Using the data below, copy every line that contains the word "fjellstrekning".

= = = =

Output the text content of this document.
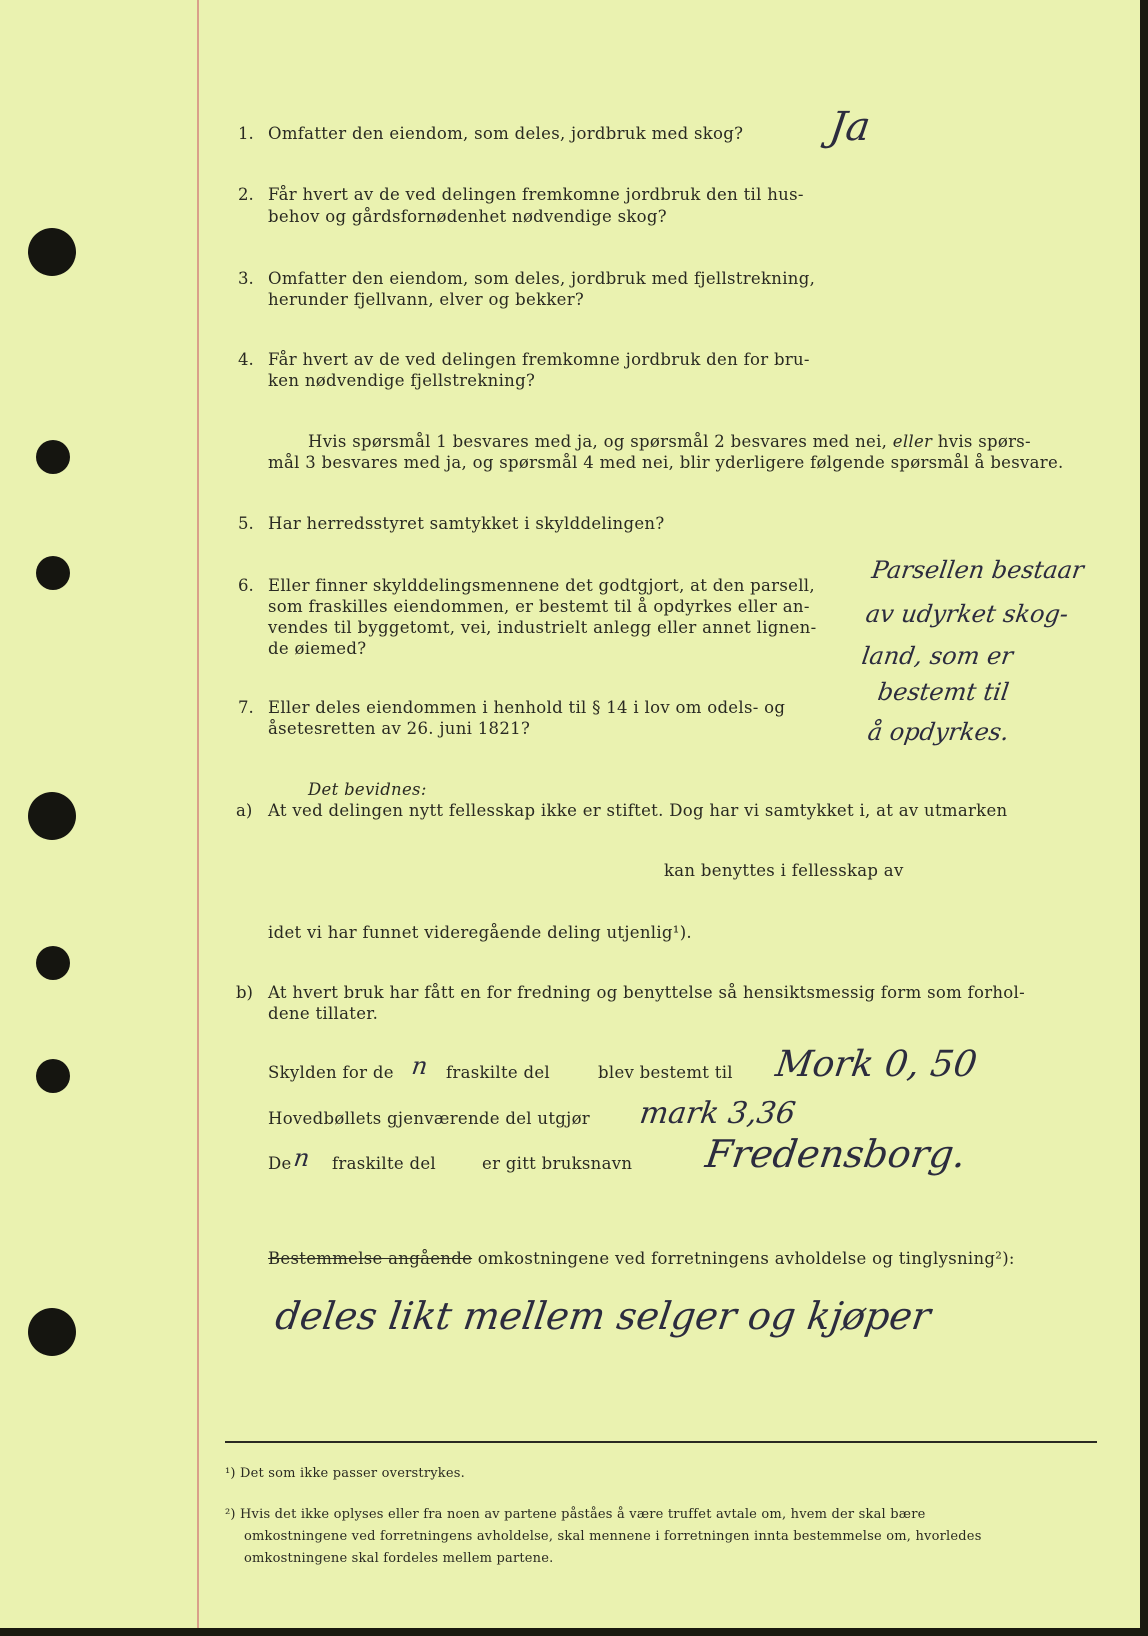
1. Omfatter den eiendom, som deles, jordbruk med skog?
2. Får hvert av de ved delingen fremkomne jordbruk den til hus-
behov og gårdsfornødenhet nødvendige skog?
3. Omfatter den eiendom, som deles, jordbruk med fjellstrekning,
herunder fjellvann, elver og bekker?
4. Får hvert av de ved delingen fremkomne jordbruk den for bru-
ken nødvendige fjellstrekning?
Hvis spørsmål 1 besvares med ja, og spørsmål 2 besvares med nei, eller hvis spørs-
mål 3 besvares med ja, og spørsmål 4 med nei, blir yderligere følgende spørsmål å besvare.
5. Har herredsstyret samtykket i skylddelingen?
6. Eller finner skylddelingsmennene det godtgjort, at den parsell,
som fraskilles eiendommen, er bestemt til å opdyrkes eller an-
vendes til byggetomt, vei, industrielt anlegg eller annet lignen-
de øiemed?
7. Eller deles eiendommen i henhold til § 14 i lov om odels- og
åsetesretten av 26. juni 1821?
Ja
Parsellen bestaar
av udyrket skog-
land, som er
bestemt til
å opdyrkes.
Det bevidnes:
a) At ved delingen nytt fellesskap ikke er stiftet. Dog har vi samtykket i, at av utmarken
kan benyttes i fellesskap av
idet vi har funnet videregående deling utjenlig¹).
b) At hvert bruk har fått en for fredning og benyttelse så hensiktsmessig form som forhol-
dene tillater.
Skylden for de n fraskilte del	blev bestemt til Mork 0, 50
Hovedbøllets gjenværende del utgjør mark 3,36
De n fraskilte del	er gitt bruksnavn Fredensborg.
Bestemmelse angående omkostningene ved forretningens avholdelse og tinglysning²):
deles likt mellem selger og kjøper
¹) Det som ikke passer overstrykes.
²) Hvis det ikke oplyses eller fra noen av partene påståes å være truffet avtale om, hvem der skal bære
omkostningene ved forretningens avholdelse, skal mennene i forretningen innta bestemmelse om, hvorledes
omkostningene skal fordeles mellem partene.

= = = =

* [Task response]:
3. Omfatter den eiendom, som deles, jordbruk med fjellstrekning,
ken nødvendige fjellstrekning?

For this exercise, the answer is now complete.